PROBLEM DESCRIPTION:
Identify all lines in the data containing the string "name". Copy them out.

☆ ☆ ☆ ☆ ☆ ☆ ☆

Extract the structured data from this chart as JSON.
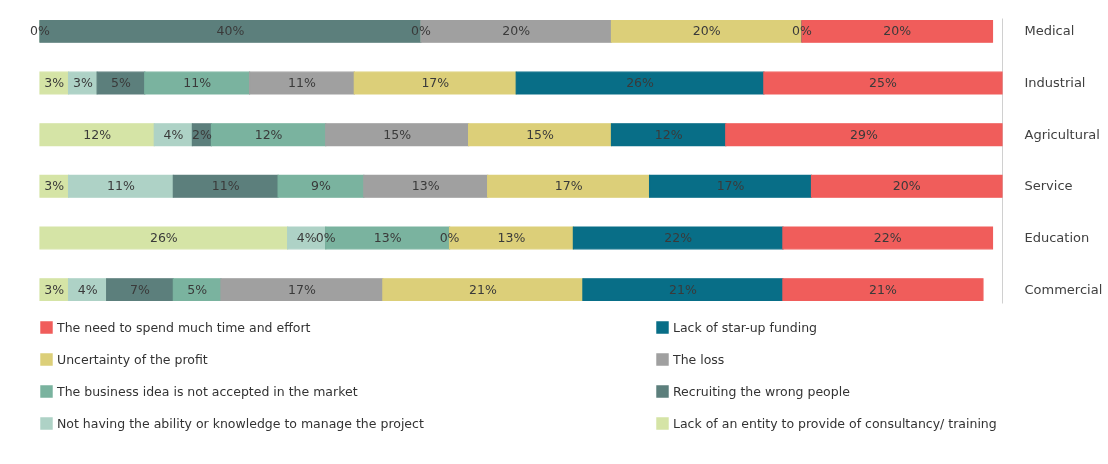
{
  "chart_data": {
    "type": "bar",
    "orientation": "horizontal",
    "stacked": true,
    "legend": "bottom",
    "grid": false,
    "categories": [
      "Medical",
      "Industrial",
      "Agricultural",
      "Service",
      "Education",
      "Commercial"
    ],
    "series": [
      {
        "name": "Lack of an entity to provide of  consultancy/ training",
        "color": "#d5e4a6",
        "values": [
          0,
          3,
          12,
          3,
          26,
          3
        ],
        "value_labels": [
          "0%",
          "3%",
          "12%",
          "3%",
          "26%",
          "3%"
        ]
      },
      {
        "name": "Not having the ability or knowledge to manage the project",
        "color": "#aed2c6",
        "values": [
          0,
          3,
          4,
          11,
          4,
          4
        ],
        "value_labels": [
          null,
          "3%",
          "4%",
          "11%",
          "4%",
          "4%"
        ]
      },
      {
        "name": "Recruiting the wrong people",
        "color": "#5c7f7c",
        "values": [
          40,
          5,
          2,
          11,
          0,
          7
        ],
        "value_labels": [
          "40%",
          "5%",
          "2%",
          "11%",
          "0%",
          "7%"
        ]
      },
      {
        "name": "The business idea is not accepted in the market",
        "color": "#7ab39f",
        "values": [
          0,
          11,
          12,
          9,
          13,
          5
        ],
        "value_labels": [
          "0%",
          "11%",
          "12%",
          "9%",
          "13%",
          "5%"
        ]
      },
      {
        "name": "The loss",
        "color": "#a0a0a0",
        "values": [
          20,
          11,
          15,
          13,
          0,
          17
        ],
        "value_labels": [
          "20%",
          "11%",
          "15%",
          "13%",
          "0%",
          "17%"
        ]
      },
      {
        "name": "Uncertainty of the profit",
        "color": "#dccf79",
        "values": [
          20,
          17,
          15,
          17,
          13,
          21
        ],
        "value_labels": [
          "20%",
          "17%",
          "15%",
          "17%",
          "13%",
          "21%"
        ]
      },
      {
        "name": "Lack of star-up funding",
        "color": "#086e87",
        "values": [
          0,
          26,
          12,
          17,
          22,
          21
        ],
        "value_labels": [
          "0%",
          "26%",
          "12%",
          "17%",
          "22%",
          "21%"
        ]
      },
      {
        "name": "The need to spend much time and effort",
        "color": "#f05d5b",
        "values": [
          20,
          25,
          29,
          20,
          22,
          21
        ],
        "value_labels": [
          "20%",
          "25%",
          "29%",
          "20%",
          "22%",
          "21%"
        ]
      }
    ]
  }
}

☆ ☆ ☆ ☆ ☆ ☆ ☆

TASK SOLUTION:
        "name": "Lack of an entity to provide of  consultancy/ training",
        "name": "Not having the ability or knowledge to manage the project",
        "name": "Recruiting the wrong people",
        "name": "The business idea is not accepted in the market",
        "name": "The loss",
        "name": "Uncertainty of the profit",
        "name": "Lack of star-up funding",
        "name": "The need to spend much time and effort",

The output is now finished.